*** EXTRACTED RECORDS ***

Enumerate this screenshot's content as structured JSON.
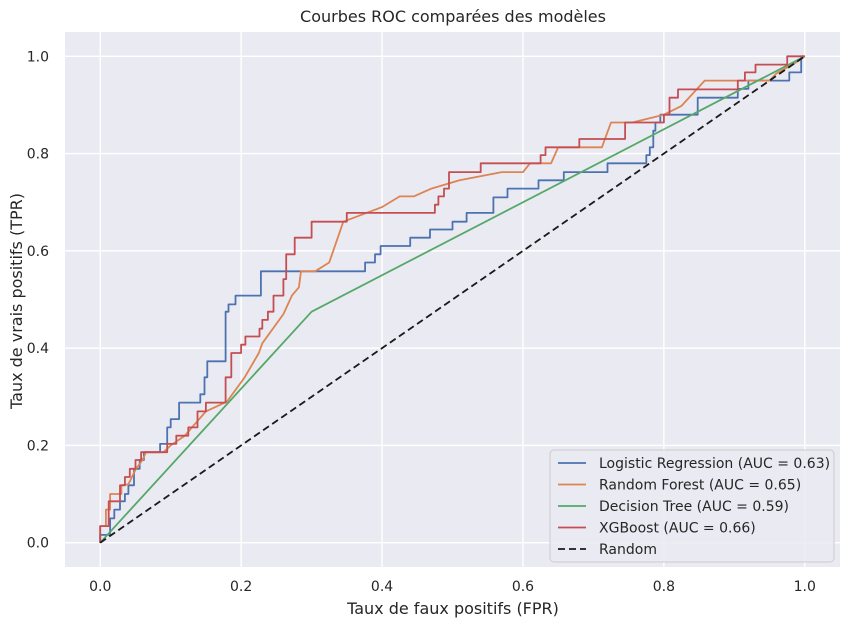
{
  "chart_data": {
    "type": "line",
    "title": "Courbes ROC comparées des modèles",
    "xlabel": "Taux de faux positifs (FPR)",
    "ylabel": "Taux de vrais positifs (TPR)",
    "xlim": [
      -0.05,
      1.05
    ],
    "ylim": [
      -0.05,
      1.05
    ],
    "xticks": [
      0.0,
      0.2,
      0.4,
      0.6,
      0.8,
      1.0
    ],
    "yticks": [
      0.0,
      0.2,
      0.4,
      0.6,
      0.8,
      1.0
    ],
    "tick_labels": [
      "0.0",
      "0.2",
      "0.4",
      "0.6",
      "0.8",
      "1.0"
    ],
    "grid": true,
    "background": "#eaeaf2",
    "legend_position": "lower right",
    "series": [
      {
        "name": "Logistic Regression (AUC = 0.63)",
        "color": "#4c72b0",
        "style": "solid",
        "points": [
          [
            0,
            0
          ],
          [
            0,
            0.016
          ],
          [
            0.014,
            0.016
          ],
          [
            0.014,
            0.05
          ],
          [
            0.02,
            0.05
          ],
          [
            0.02,
            0.068
          ],
          [
            0.028,
            0.068
          ],
          [
            0.028,
            0.085
          ],
          [
            0.035,
            0.085
          ],
          [
            0.035,
            0.1
          ],
          [
            0.04,
            0.1
          ],
          [
            0.04,
            0.118
          ],
          [
            0.048,
            0.118
          ],
          [
            0.048,
            0.152
          ],
          [
            0.056,
            0.152
          ],
          [
            0.056,
            0.17
          ],
          [
            0.062,
            0.17
          ],
          [
            0.062,
            0.186
          ],
          [
            0.085,
            0.186
          ],
          [
            0.085,
            0.203
          ],
          [
            0.095,
            0.203
          ],
          [
            0.095,
            0.237
          ],
          [
            0.1,
            0.237
          ],
          [
            0.1,
            0.254
          ],
          [
            0.112,
            0.254
          ],
          [
            0.112,
            0.288
          ],
          [
            0.142,
            0.288
          ],
          [
            0.142,
            0.305
          ],
          [
            0.148,
            0.305
          ],
          [
            0.148,
            0.34
          ],
          [
            0.152,
            0.34
          ],
          [
            0.152,
            0.373
          ],
          [
            0.178,
            0.373
          ],
          [
            0.178,
            0.475
          ],
          [
            0.182,
            0.475
          ],
          [
            0.182,
            0.49
          ],
          [
            0.192,
            0.49
          ],
          [
            0.192,
            0.508
          ],
          [
            0.228,
            0.508
          ],
          [
            0.228,
            0.558
          ],
          [
            0.376,
            0.558
          ],
          [
            0.376,
            0.576
          ],
          [
            0.39,
            0.576
          ],
          [
            0.39,
            0.593
          ],
          [
            0.398,
            0.593
          ],
          [
            0.398,
            0.61
          ],
          [
            0.44,
            0.61
          ],
          [
            0.44,
            0.627
          ],
          [
            0.468,
            0.627
          ],
          [
            0.468,
            0.644
          ],
          [
            0.5,
            0.644
          ],
          [
            0.5,
            0.66
          ],
          [
            0.52,
            0.66
          ],
          [
            0.52,
            0.678
          ],
          [
            0.558,
            0.678
          ],
          [
            0.558,
            0.71
          ],
          [
            0.578,
            0.71
          ],
          [
            0.578,
            0.728
          ],
          [
            0.622,
            0.728
          ],
          [
            0.622,
            0.745
          ],
          [
            0.658,
            0.745
          ],
          [
            0.658,
            0.762
          ],
          [
            0.72,
            0.762
          ],
          [
            0.72,
            0.78
          ],
          [
            0.775,
            0.78
          ],
          [
            0.775,
            0.797
          ],
          [
            0.78,
            0.797
          ],
          [
            0.78,
            0.813
          ],
          [
            0.785,
            0.813
          ],
          [
            0.785,
            0.847
          ],
          [
            0.788,
            0.847
          ],
          [
            0.788,
            0.864
          ],
          [
            0.795,
            0.864
          ],
          [
            0.795,
            0.88
          ],
          [
            0.848,
            0.88
          ],
          [
            0.848,
            0.915
          ],
          [
            0.905,
            0.915
          ],
          [
            0.905,
            0.933
          ],
          [
            0.92,
            0.933
          ],
          [
            0.92,
            0.95
          ],
          [
            0.978,
            0.95
          ],
          [
            0.978,
            0.967
          ],
          [
            0.995,
            0.967
          ],
          [
            0.995,
            1.0
          ],
          [
            1.0,
            1.0
          ]
        ]
      },
      {
        "name": "Random Forest (AUC = 0.65)",
        "color": "#dd8452",
        "style": "solid",
        "points": [
          [
            0,
            0
          ],
          [
            0,
            0.034
          ],
          [
            0.008,
            0.034
          ],
          [
            0.008,
            0.068
          ],
          [
            0.014,
            0.068
          ],
          [
            0.014,
            0.1
          ],
          [
            0.03,
            0.1
          ],
          [
            0.03,
            0.118
          ],
          [
            0.04,
            0.12
          ],
          [
            0.05,
            0.15
          ],
          [
            0.06,
            0.17
          ],
          [
            0.065,
            0.186
          ],
          [
            0.09,
            0.186
          ],
          [
            0.1,
            0.2
          ],
          [
            0.12,
            0.22
          ],
          [
            0.15,
            0.27
          ],
          [
            0.18,
            0.29
          ],
          [
            0.205,
            0.34
          ],
          [
            0.225,
            0.39
          ],
          [
            0.23,
            0.41
          ],
          [
            0.26,
            0.47
          ],
          [
            0.272,
            0.508
          ],
          [
            0.282,
            0.525
          ],
          [
            0.285,
            0.558
          ],
          [
            0.305,
            0.558
          ],
          [
            0.325,
            0.576
          ],
          [
            0.345,
            0.66
          ],
          [
            0.4,
            0.69
          ],
          [
            0.425,
            0.712
          ],
          [
            0.445,
            0.712
          ],
          [
            0.47,
            0.728
          ],
          [
            0.51,
            0.745
          ],
          [
            0.57,
            0.762
          ],
          [
            0.6,
            0.762
          ],
          [
            0.61,
            0.78
          ],
          [
            0.64,
            0.78
          ],
          [
            0.65,
            0.813
          ],
          [
            0.712,
            0.813
          ],
          [
            0.725,
            0.864
          ],
          [
            0.755,
            0.864
          ],
          [
            0.8,
            0.88
          ],
          [
            0.825,
            0.898
          ],
          [
            0.858,
            0.95
          ],
          [
            0.95,
            0.95
          ],
          [
            0.96,
            0.965
          ],
          [
            0.985,
            0.985
          ],
          [
            1.0,
            1.0
          ]
        ]
      },
      {
        "name": "Decision Tree (AUC = 0.59)",
        "color": "#55a868",
        "style": "solid",
        "points": [
          [
            0,
            0
          ],
          [
            0.3,
            0.475
          ],
          [
            1.0,
            1.0
          ]
        ]
      },
      {
        "name": "XGBoost (AUC = 0.66)",
        "color": "#c44e52",
        "style": "solid",
        "points": [
          [
            0,
            0
          ],
          [
            0,
            0.034
          ],
          [
            0.012,
            0.034
          ],
          [
            0.012,
            0.085
          ],
          [
            0.028,
            0.085
          ],
          [
            0.028,
            0.118
          ],
          [
            0.035,
            0.118
          ],
          [
            0.035,
            0.135
          ],
          [
            0.042,
            0.135
          ],
          [
            0.042,
            0.152
          ],
          [
            0.05,
            0.152
          ],
          [
            0.05,
            0.17
          ],
          [
            0.058,
            0.17
          ],
          [
            0.058,
            0.186
          ],
          [
            0.095,
            0.186
          ],
          [
            0.095,
            0.203
          ],
          [
            0.108,
            0.203
          ],
          [
            0.108,
            0.22
          ],
          [
            0.125,
            0.22
          ],
          [
            0.125,
            0.237
          ],
          [
            0.138,
            0.237
          ],
          [
            0.138,
            0.27
          ],
          [
            0.15,
            0.27
          ],
          [
            0.15,
            0.288
          ],
          [
            0.178,
            0.288
          ],
          [
            0.178,
            0.34
          ],
          [
            0.186,
            0.34
          ],
          [
            0.186,
            0.39
          ],
          [
            0.2,
            0.39
          ],
          [
            0.2,
            0.407
          ],
          [
            0.206,
            0.407
          ],
          [
            0.206,
            0.424
          ],
          [
            0.226,
            0.424
          ],
          [
            0.226,
            0.44
          ],
          [
            0.23,
            0.44
          ],
          [
            0.23,
            0.458
          ],
          [
            0.238,
            0.458
          ],
          [
            0.238,
            0.475
          ],
          [
            0.246,
            0.475
          ],
          [
            0.246,
            0.508
          ],
          [
            0.26,
            0.508
          ],
          [
            0.26,
            0.542
          ],
          [
            0.264,
            0.542
          ],
          [
            0.264,
            0.593
          ],
          [
            0.276,
            0.593
          ],
          [
            0.276,
            0.627
          ],
          [
            0.3,
            0.627
          ],
          [
            0.3,
            0.66
          ],
          [
            0.35,
            0.66
          ],
          [
            0.35,
            0.678
          ],
          [
            0.475,
            0.678
          ],
          [
            0.475,
            0.695
          ],
          [
            0.48,
            0.695
          ],
          [
            0.48,
            0.712
          ],
          [
            0.488,
            0.712
          ],
          [
            0.488,
            0.728
          ],
          [
            0.495,
            0.728
          ],
          [
            0.495,
            0.762
          ],
          [
            0.54,
            0.762
          ],
          [
            0.54,
            0.78
          ],
          [
            0.625,
            0.78
          ],
          [
            0.625,
            0.797
          ],
          [
            0.632,
            0.797
          ],
          [
            0.632,
            0.813
          ],
          [
            0.68,
            0.813
          ],
          [
            0.68,
            0.83
          ],
          [
            0.745,
            0.83
          ],
          [
            0.745,
            0.864
          ],
          [
            0.8,
            0.864
          ],
          [
            0.8,
            0.88
          ],
          [
            0.808,
            0.88
          ],
          [
            0.808,
            0.915
          ],
          [
            0.82,
            0.915
          ],
          [
            0.82,
            0.932
          ],
          [
            0.905,
            0.932
          ],
          [
            0.905,
            0.95
          ],
          [
            0.915,
            0.95
          ],
          [
            0.915,
            0.967
          ],
          [
            0.93,
            0.967
          ],
          [
            0.93,
            0.983
          ],
          [
            0.975,
            0.983
          ],
          [
            0.975,
            1.0
          ],
          [
            1.0,
            1.0
          ]
        ]
      },
      {
        "name": "Random",
        "color": "#1a1a1a",
        "style": "dashed",
        "points": [
          [
            0,
            0
          ],
          [
            1,
            1
          ]
        ]
      }
    ]
  }
}
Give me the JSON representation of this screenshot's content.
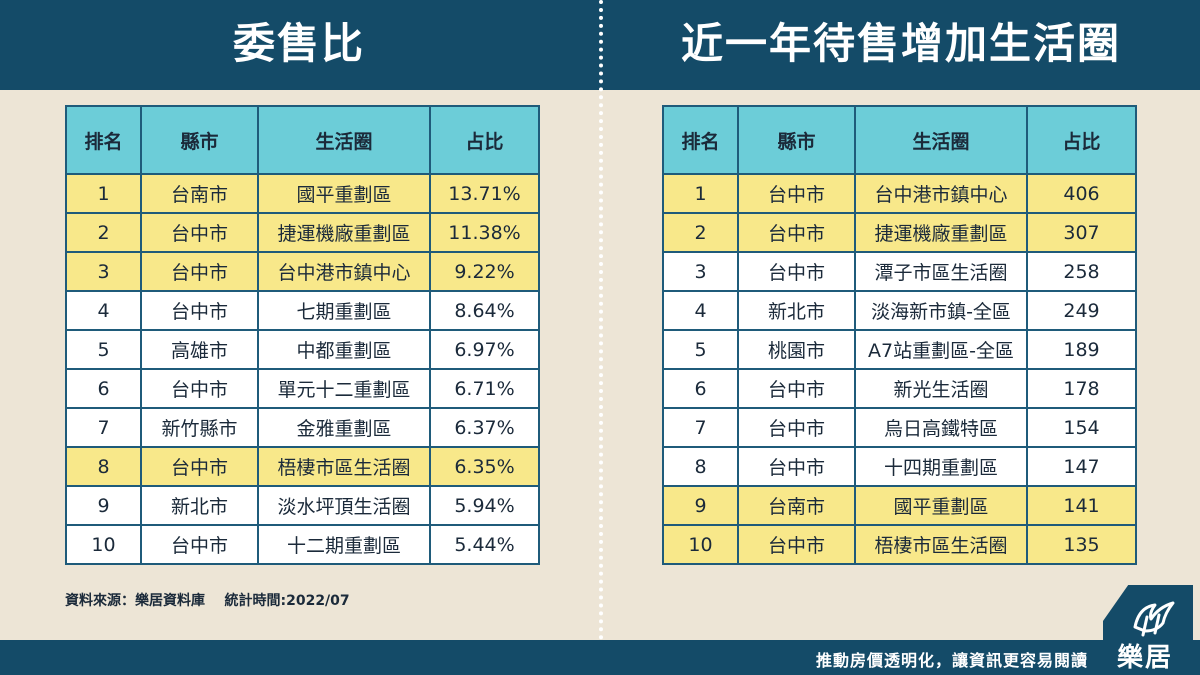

***

JOB:
Collect every line above that contains the word "name".

COMPLETED EXERCISE:
        "name": "Logistic Regression (AUC = 0.63)",
        "name": "Random Forest (AUC = 0.65)",
        "name": "Decision Tree (AUC = 0.59)",
        "name": "XGBoost (AUC = 0.66)",
        "name": "Random",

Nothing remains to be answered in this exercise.